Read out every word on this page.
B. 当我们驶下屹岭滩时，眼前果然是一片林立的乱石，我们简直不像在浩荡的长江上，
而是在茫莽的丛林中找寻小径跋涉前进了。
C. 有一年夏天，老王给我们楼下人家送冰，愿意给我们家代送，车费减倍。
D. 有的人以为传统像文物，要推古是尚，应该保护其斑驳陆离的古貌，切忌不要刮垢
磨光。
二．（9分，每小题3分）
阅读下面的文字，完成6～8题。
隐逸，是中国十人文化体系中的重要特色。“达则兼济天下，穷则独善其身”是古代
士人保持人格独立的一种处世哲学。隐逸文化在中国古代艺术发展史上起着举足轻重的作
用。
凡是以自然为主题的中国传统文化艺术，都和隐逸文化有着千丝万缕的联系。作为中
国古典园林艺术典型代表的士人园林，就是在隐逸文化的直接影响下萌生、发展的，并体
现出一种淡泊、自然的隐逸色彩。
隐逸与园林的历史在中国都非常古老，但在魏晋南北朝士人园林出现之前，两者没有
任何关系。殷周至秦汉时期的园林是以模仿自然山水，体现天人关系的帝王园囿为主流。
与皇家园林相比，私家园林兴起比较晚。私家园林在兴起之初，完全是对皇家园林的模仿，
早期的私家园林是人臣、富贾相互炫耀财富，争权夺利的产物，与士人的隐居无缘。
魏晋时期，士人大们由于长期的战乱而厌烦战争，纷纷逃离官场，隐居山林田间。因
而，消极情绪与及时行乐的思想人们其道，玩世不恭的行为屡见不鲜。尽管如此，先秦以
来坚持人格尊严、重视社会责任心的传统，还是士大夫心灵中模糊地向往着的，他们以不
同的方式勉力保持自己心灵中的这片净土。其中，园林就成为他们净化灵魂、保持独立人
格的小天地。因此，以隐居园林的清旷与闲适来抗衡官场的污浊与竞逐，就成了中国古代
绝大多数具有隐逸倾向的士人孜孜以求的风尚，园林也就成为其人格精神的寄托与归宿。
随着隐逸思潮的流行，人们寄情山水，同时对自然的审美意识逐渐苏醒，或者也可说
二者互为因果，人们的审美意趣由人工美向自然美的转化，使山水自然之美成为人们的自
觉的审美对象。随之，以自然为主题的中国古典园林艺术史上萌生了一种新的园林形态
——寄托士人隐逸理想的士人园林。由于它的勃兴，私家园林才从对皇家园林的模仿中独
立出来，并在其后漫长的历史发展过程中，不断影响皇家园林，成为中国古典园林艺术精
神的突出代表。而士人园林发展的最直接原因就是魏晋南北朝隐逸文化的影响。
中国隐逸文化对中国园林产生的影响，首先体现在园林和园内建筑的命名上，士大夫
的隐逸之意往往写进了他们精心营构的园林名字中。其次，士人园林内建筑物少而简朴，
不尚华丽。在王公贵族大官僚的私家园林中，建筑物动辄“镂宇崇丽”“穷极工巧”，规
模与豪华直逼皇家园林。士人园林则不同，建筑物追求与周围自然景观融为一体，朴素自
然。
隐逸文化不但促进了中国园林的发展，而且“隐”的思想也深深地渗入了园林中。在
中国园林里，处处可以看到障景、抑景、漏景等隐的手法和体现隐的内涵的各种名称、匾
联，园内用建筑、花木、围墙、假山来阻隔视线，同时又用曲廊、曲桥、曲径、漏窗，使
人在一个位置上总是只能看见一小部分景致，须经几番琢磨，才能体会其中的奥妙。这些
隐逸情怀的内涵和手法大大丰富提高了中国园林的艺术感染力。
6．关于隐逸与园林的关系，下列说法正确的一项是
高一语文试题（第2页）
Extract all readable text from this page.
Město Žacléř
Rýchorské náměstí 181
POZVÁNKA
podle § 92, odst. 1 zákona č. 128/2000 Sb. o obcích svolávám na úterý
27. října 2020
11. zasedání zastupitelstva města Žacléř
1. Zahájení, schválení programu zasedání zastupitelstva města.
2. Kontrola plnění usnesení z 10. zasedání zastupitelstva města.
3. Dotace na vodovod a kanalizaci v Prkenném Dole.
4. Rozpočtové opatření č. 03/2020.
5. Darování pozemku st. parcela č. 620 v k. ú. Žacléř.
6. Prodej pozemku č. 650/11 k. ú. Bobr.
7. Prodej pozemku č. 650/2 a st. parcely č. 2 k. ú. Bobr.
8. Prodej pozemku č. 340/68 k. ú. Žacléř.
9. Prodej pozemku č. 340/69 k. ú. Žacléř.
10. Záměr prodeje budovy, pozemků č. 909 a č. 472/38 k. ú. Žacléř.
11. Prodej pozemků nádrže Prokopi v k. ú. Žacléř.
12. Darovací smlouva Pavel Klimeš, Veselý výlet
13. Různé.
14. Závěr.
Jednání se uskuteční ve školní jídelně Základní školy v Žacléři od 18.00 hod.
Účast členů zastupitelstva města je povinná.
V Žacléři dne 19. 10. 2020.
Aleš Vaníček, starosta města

━━━━━━━━━━━━━━━━━━━━

EXERCISE DETAILS: Your task is to repeat every entry exactly.

TASK ANSWER:
Read out every word on this page.
B. 当我们驶下屹岭滩时，眼前果然是一片林立的乱石，我们简直不像在浩荡的长江上，
而是在茫莽的丛林中找寻小径跋涉前进了。
C. 有一年夏天，老王给我们楼下人家送冰，愿意给我们家代送，车费减倍。
D. 有的人以为传统像文物，要推古是尚，应该保护其斑驳陆离的古貌，切忌不要刮垢
磨光。
二．（9分，每小题3分）
阅读下面的文字，完成6～8题。
隐逸，是中国十人文化体系中的重要特色。“达则兼济天下，穷则独善其身”是古代
士人保持人格独立的一种处世哲学。隐逸文化在中国古代艺术发展史上起着举足轻重的作
用。
凡是以自然为主题的中国传统文化艺术，都和隐逸文化有着千丝万缕的联系。作为中
国古典园林艺术典型代表的士人园林，就是在隐逸文化的直接影响下萌生、发展的，并体
现出一种淡泊、自然的隐逸色彩。
隐逸与园林的历史在中国都非常古老，但在魏晋南北朝士人园林出现之前，两者没有
任何关系。殷周至秦汉时期的园林是以模仿自然山水，体现天人关系的帝王园囿为主流。
与皇家园林相比，私家园林兴起比较晚。私家园林在兴起之初，完全是对皇家园林的模仿，
早期的私家园林是人臣、富贾相互炫耀财富，争权夺利的产物，与士人的隐居无缘。
魏晋时期，士人大们由于长期的战乱而厌烦战争，纷纷逃离官场，隐居山林田间。因
而，消极情绪与及时行乐的思想人们其道，玩世不恭的行为屡见不鲜。尽管如此，先秦以
来坚持人格尊严、重视社会责任心的传统，还是士大夫心灵中模糊地向往着的，他们以不
同的方式勉力保持自己心灵中的这片净土。其中，园林就成为他们净化灵魂、保持独立人
格的小天地。因此，以隐居园林的清旷与闲适来抗衡官场的污浊与竞逐，就成了中国古代
绝大多数具有隐逸倾向的士人孜孜以求的风尚，园林也就成为其人格精神的寄托与归宿。
随着隐逸思潮的流行，人们寄情山水，同时对自然的审美意识逐渐苏醒，或者也可说
二者互为因果，人们的审美意趣由人工美向自然美的转化，使山水自然之美成为人们的自
觉的审美对象。随之，以自然为主题的中国古典园林艺术史上萌生了一种新的园林形态
——寄托士人隐逸理想的士人园林。由于它的勃兴，私家园林才从对皇家园林的模仿中独
立出来，并在其后漫长的历史发展过程中，不断影响皇家园林，成为中国古典园林艺术精
神的突出代表。而士人园林发展的最直接原因就是魏晋南北朝隐逸文化的影响。
中国隐逸文化对中国园林产生的影响，首先体现在园林和园内建筑的命名上，士大夫
的隐逸之意往往写进了他们精心营构的园林名字中。其次，士人园林内建筑物少而简朴，
不尚华丽。在王公贵族大官僚的私家园林中，建筑物动辄“镂宇崇丽”“穷极工巧”，规
模与豪华直逼皇家园林。士人园林则不同，建筑物追求与周围自然景观融为一体，朴素自
然。
隐逸文化不但促进了中国园林的发展，而且“隐”的思想也深深地渗入了园林中。在
中国园林里，处处可以看到障景、抑景、漏景等隐的手法和体现隐的内涵的各种名称、匾
联，园内用建筑、花木、围墙、假山来阻隔视线，同时又用曲廊、曲桥、曲径、漏窗，使
人在一个位置上总是只能看见一小部分景致，须经几番琢磨，才能体会其中的奥妙。这些
隐逸情怀的内涵和手法大大丰富提高了中国园林的艺术感染力。
6．关于隐逸与园林的关系，下列说法正确的一项是
高一语文试题（第2页）
Extract all readable text from this page.
Město Žacléř
Rýchorské náměstí 181
POZVÁNKA
podle § 92, odst. 1 zákona č. 128/2000 Sb. o obcích svolávám na úterý
27. října 2020
11. zasedání zastupitelstva města Žacléř
1. Zahájení, schválení programu zasedání zastupitelstva města.
2. Kontrola plnění usnesení z 10. zasedání zastupitelstva města.
3. Dotace na vodovod a kanalizaci v Prkenném Dole.
4. Rozpočtové opatření č. 03/2020.
5. Darování pozemku st. parcela č. 620 v k. ú. Žacléř.
6. Prodej pozemku č. 650/11 k. ú. Bobr.
7. Prodej pozemku č. 650/2 a st. parcely č. 2 k. ú. Bobr.
8. Prodej pozemku č. 340/68 k. ú. Žacléř.
9. Prodej pozemku č. 340/69 k. ú. Žacléř.
10. Záměr prodeje budovy, pozemků č. 909 a č. 472/38 k. ú. Žacléř.
11. Prodej pozemků nádrže Prokopi v k. ú. Žacléř.
12. Darovací smlouva Pavel Klimeš, Veselý výlet
13. Různé.
14. Závěr.
Jednání se uskuteční ve školní jídelně Základní školy v Žacléři od 18.00 hod.
Účast členů zastupitelstva města je povinná.
V Žacléři dne 19. 10. 2020.
Aleš Vaníček, starosta města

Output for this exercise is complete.